THE REQUEST:
Identify all lines below that hold "loans" and collect them.
Begin PROVIDED MATERIAL
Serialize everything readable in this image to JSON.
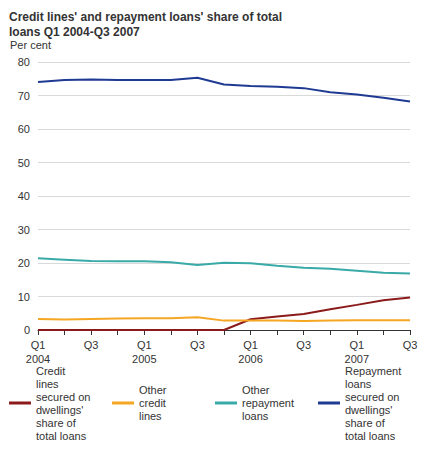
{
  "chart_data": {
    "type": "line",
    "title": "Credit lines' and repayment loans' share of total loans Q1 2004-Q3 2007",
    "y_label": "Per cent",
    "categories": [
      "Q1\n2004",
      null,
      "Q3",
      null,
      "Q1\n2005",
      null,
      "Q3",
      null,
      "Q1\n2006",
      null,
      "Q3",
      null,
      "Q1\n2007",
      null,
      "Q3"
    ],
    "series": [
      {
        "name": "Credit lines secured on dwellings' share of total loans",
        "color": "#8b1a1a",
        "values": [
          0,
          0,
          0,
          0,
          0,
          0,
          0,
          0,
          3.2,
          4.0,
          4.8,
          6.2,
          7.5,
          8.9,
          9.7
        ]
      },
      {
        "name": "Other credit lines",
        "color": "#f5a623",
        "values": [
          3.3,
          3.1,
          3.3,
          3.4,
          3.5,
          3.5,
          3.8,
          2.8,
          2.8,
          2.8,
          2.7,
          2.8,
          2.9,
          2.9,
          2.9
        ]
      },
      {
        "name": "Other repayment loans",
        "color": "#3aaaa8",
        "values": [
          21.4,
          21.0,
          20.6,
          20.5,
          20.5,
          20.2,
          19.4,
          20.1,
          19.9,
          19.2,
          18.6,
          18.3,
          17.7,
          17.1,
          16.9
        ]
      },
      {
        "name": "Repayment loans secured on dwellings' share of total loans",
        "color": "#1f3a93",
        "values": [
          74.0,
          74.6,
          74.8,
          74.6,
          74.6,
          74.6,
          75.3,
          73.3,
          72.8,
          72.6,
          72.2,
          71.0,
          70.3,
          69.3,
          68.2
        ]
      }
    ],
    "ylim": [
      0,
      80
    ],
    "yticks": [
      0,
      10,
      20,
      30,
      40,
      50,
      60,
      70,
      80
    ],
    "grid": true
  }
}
End PROVIDED MATERIAL
Begin PROVIDED MATERIAL
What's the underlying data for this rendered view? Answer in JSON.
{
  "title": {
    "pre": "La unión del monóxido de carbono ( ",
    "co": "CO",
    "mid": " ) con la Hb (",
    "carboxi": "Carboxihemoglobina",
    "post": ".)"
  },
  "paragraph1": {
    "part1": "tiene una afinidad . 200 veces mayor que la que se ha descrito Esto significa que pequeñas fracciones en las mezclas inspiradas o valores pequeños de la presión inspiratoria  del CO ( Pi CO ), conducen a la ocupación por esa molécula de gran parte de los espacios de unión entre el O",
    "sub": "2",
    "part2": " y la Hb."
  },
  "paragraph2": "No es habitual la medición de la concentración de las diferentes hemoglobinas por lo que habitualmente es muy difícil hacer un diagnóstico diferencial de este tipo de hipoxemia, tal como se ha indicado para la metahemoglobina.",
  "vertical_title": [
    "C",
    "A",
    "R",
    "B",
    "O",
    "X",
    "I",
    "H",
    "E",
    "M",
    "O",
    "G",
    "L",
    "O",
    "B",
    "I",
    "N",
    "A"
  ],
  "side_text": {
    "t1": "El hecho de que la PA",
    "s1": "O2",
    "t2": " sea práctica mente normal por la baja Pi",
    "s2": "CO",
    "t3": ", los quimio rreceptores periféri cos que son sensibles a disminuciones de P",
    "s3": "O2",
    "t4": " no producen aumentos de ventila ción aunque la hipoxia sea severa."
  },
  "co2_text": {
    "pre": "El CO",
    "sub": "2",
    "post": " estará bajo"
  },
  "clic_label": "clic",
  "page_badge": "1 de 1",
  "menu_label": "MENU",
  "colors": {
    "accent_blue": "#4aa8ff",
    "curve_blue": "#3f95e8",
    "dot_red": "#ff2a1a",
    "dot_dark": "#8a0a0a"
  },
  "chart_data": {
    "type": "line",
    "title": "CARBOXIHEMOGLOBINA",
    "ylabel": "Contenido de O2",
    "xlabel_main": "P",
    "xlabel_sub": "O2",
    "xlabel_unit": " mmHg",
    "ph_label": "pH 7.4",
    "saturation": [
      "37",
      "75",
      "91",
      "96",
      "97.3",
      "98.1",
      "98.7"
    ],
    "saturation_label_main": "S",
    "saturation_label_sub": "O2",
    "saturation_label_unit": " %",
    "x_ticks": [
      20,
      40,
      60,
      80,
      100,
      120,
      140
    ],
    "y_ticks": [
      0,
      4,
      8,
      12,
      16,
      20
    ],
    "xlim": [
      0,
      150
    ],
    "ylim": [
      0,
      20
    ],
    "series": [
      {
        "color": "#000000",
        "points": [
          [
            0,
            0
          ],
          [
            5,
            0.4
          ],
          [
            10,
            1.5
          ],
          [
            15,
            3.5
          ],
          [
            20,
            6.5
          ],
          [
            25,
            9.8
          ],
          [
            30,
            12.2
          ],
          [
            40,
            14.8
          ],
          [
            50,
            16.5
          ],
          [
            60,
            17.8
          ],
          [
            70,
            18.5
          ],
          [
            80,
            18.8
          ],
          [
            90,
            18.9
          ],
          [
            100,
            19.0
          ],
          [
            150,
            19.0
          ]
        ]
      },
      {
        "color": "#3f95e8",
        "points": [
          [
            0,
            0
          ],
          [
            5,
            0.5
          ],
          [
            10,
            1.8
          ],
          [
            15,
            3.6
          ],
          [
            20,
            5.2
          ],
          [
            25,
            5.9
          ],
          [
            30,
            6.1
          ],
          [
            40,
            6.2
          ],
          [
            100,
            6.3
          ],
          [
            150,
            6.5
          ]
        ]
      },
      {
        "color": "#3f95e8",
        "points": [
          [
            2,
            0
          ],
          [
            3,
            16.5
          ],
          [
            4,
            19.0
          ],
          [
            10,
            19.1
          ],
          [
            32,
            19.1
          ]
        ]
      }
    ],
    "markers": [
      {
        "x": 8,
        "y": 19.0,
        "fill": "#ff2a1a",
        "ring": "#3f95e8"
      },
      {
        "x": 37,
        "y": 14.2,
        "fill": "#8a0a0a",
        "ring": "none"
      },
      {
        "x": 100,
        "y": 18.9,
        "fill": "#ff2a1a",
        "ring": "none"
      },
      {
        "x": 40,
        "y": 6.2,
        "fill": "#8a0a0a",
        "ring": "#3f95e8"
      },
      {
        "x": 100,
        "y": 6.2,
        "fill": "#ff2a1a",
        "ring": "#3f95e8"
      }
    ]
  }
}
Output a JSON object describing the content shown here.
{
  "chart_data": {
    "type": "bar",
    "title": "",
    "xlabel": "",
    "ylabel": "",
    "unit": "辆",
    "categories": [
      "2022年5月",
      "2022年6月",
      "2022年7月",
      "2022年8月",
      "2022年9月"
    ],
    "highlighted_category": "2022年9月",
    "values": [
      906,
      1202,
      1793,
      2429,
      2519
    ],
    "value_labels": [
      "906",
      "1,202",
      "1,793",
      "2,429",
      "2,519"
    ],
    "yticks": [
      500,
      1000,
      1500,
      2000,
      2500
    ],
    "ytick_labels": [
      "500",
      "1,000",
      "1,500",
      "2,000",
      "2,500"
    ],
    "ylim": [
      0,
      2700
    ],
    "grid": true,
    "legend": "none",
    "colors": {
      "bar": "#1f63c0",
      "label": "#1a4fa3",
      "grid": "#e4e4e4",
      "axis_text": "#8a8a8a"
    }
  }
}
End PROVIDED MATERIAL
RESULT OF THIS TASK:
    "title": "Credit lines' and repayment loans' share of total loans Q1 2004-Q3 2007",
        "name": "Credit lines secured on dwellings' share of total loans",
        "name": "Other repayment loans",
        "name": "Repayment loans secured on dwellings' share of total loans",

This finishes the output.